* **GOAL**
Copy each line of the entries that contains the word "Online".

* **EXTRACTED ENTRIES**
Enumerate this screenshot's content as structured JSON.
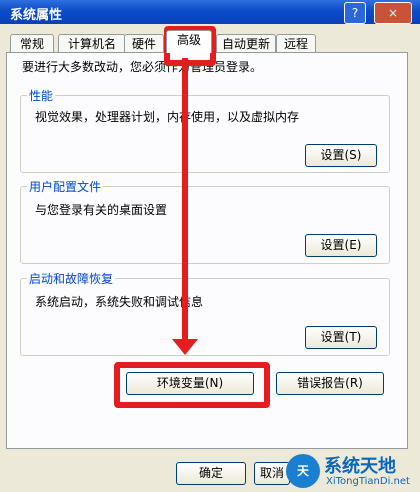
{
  "window": {
    "title": "系统属性",
    "help_glyph": "?",
    "close_glyph": "×"
  },
  "tabs": [
    "常规",
    "计算机名",
    "硬件",
    "高级",
    "自动更新",
    "远程"
  ],
  "admin_note": "要进行大多数改动，您必须作为管理员登录。",
  "performance": {
    "title": "性能",
    "desc": "视觉效果，处理器计划，内存使用，以及虚拟内存",
    "button": "设置(S)"
  },
  "profiles": {
    "title": "用户配置文件",
    "desc": "与您登录有关的桌面设置",
    "button": "设置(E)"
  },
  "startup": {
    "title": "启动和故障恢复",
    "desc": "系统启动，系统失败和调试信息",
    "button": "设置(T)"
  },
  "env_button": "环境变量(N)",
  "error_button": "错误报告(R)",
  "bottom": {
    "ok": "确定",
    "cancel": "取消"
  },
  "watermark": {
    "icon": "天",
    "name": "系统天地",
    "url": "XiTongTianDi.net"
  }
}
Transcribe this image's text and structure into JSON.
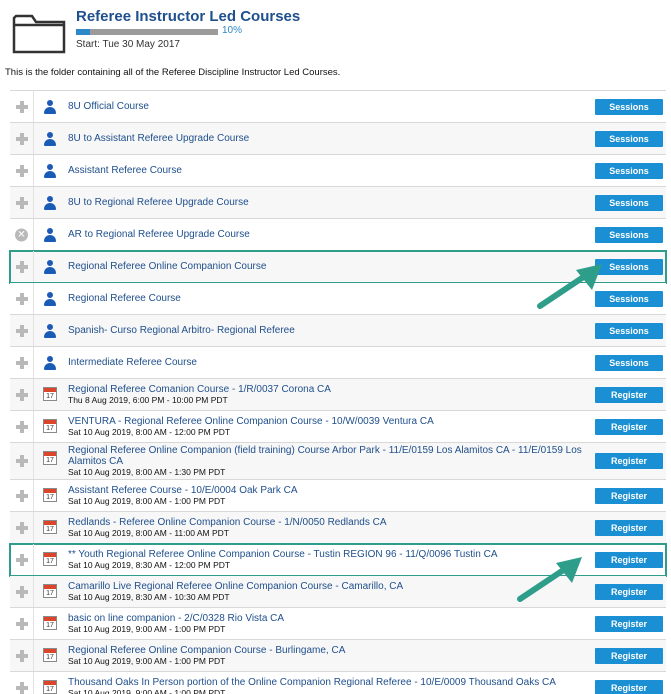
{
  "header": {
    "title": "Referee Instructor Led Courses",
    "progress": 0.1,
    "progress_label": "10%",
    "start": "Start: Tue 30 May 2017",
    "folder_icon": "folder-icon"
  },
  "description": "This is the folder containing all of the Referee Discipline Instructor Led Courses.",
  "colors": {
    "accent": "#1a8fd3",
    "link": "#1f4f8c",
    "highlight": "#2e9e8a"
  },
  "rows": [
    {
      "left": "plus",
      "icon": "person",
      "label": "8U Official Course",
      "date": "",
      "button": "Sessions",
      "hl": false
    },
    {
      "left": "plus",
      "icon": "person",
      "label": "8U to Assistant Referee Upgrade Course",
      "date": "",
      "button": "Sessions",
      "hl": false
    },
    {
      "left": "plus",
      "icon": "person",
      "label": "Assistant Referee Course",
      "date": "",
      "button": "Sessions",
      "hl": false
    },
    {
      "left": "plus",
      "icon": "person",
      "label": "8U to Regional Referee Upgrade Course",
      "date": "",
      "button": "Sessions",
      "hl": false
    },
    {
      "left": "x",
      "icon": "person",
      "label": "AR to Regional Referee Upgrade Course",
      "date": "",
      "button": "Sessions",
      "hl": false
    },
    {
      "left": "plus",
      "icon": "person",
      "label": "Regional Referee Online Companion Course",
      "date": "",
      "button": "Sessions",
      "hl": true
    },
    {
      "left": "plus",
      "icon": "person",
      "label": "Regional Referee Course",
      "date": "",
      "button": "Sessions",
      "hl": false
    },
    {
      "left": "plus",
      "icon": "person",
      "label": "Spanish- Curso Regional Arbitro- Regional Referee",
      "date": "",
      "button": "Sessions",
      "hl": false
    },
    {
      "left": "plus",
      "icon": "person",
      "label": "Intermediate Referee Course",
      "date": "",
      "button": "Sessions",
      "hl": false
    },
    {
      "left": "plus",
      "icon": "calendar",
      "label": "Regional Referee Comanion Course - 1/R/0037 Corona CA",
      "date": "Thu 8 Aug 2019, 6:00 PM - 10:00 PM PDT",
      "button": "Register",
      "hl": false
    },
    {
      "left": "plus",
      "icon": "calendar",
      "label": "VENTURA - Regional Referee Online Companion Course - 10/W/0039 Ventura CA",
      "date": "Sat 10 Aug 2019, 8:00 AM - 12:00 PM PDT",
      "button": "Register",
      "hl": false
    },
    {
      "left": "plus",
      "icon": "calendar",
      "label": "Regional Referee Online Companion (field training) Course Arbor Park - 11/E/0159 Los Alamitos CA - 11/E/0159 Los Alamitos CA",
      "date": "Sat 10 Aug 2019, 8:00 AM - 1:30 PM PDT",
      "button": "Register",
      "hl": false
    },
    {
      "left": "plus",
      "icon": "calendar",
      "label": "Assistant Referee Course - 10/E/0004 Oak Park CA",
      "date": "Sat 10 Aug 2019, 8:00 AM - 1:00 PM PDT",
      "button": "Register",
      "hl": false
    },
    {
      "left": "plus",
      "icon": "calendar",
      "label": "Redlands - Referee Online Companion Course - 1/N/0050 Redlands CA",
      "date": "Sat 10 Aug 2019, 8:00 AM - 11:00 AM PDT",
      "button": "Register",
      "hl": false
    },
    {
      "left": "plus",
      "icon": "calendar",
      "label": "** Youth Regional Referee Online Companion Course - Tustin REGION 96 - 11/Q/0096 Tustin CA",
      "date": "Sat 10 Aug 2019, 8:30 AM - 12:00 PM PDT",
      "button": "Register",
      "hl": true
    },
    {
      "left": "plus",
      "icon": "calendar",
      "label": "Camarillo Live Regional Referee Online Companion Course - Camarillo, CA",
      "date": "Sat 10 Aug 2019, 8:30 AM - 10:30 AM PDT",
      "button": "Register",
      "hl": false
    },
    {
      "left": "plus",
      "icon": "calendar",
      "label": "basic on line companion - 2/C/0328 Rio Vista CA",
      "date": "Sat 10 Aug 2019, 9:00 AM - 1:00 PM PDT",
      "button": "Register",
      "hl": false
    },
    {
      "left": "plus",
      "icon": "calendar",
      "label": "Regional Referee Online Companion Course - Burlingame, CA",
      "date": "Sat 10 Aug 2019, 9:00 AM - 1:00 PM PDT",
      "button": "Register",
      "hl": false
    },
    {
      "left": "plus",
      "icon": "calendar",
      "label": "Thousand Oaks In Person portion of the Online Companion Regional Referee - 10/E/0009 Thousand Oaks CA",
      "date": "Sat 10 Aug 2019, 9:00 AM - 1:00 PM PDT",
      "button": "Register",
      "hl": false
    }
  ]
}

* **EXERCISE RESPONSE**
      "label": "Regional Referee Online Companion Course",
      "label": "VENTURA - Regional Referee Online Companion Course - 10/W/0039 Ventura CA",
      "label": "Regional Referee Online Companion (field training) Course Arbor Park - 11/E/0159 Los Alamitos CA - 11/E/0159 Los Alamitos CA",
      "label": "Redlands - Referee Online Companion Course - 1/N/0050 Redlands CA",
      "label": "** Youth Regional Referee Online Companion Course - Tustin REGION 96 - 11/Q/0096 Tustin CA",
      "label": "Camarillo Live Regional Referee Online Companion Course - Camarillo, CA",
      "label": "Regional Referee Online Companion Course - Burlingame, CA",
      "label": "Thousand Oaks In Person portion of the Online Companion Regional Referee - 10/E/0009 Thousand Oaks CA",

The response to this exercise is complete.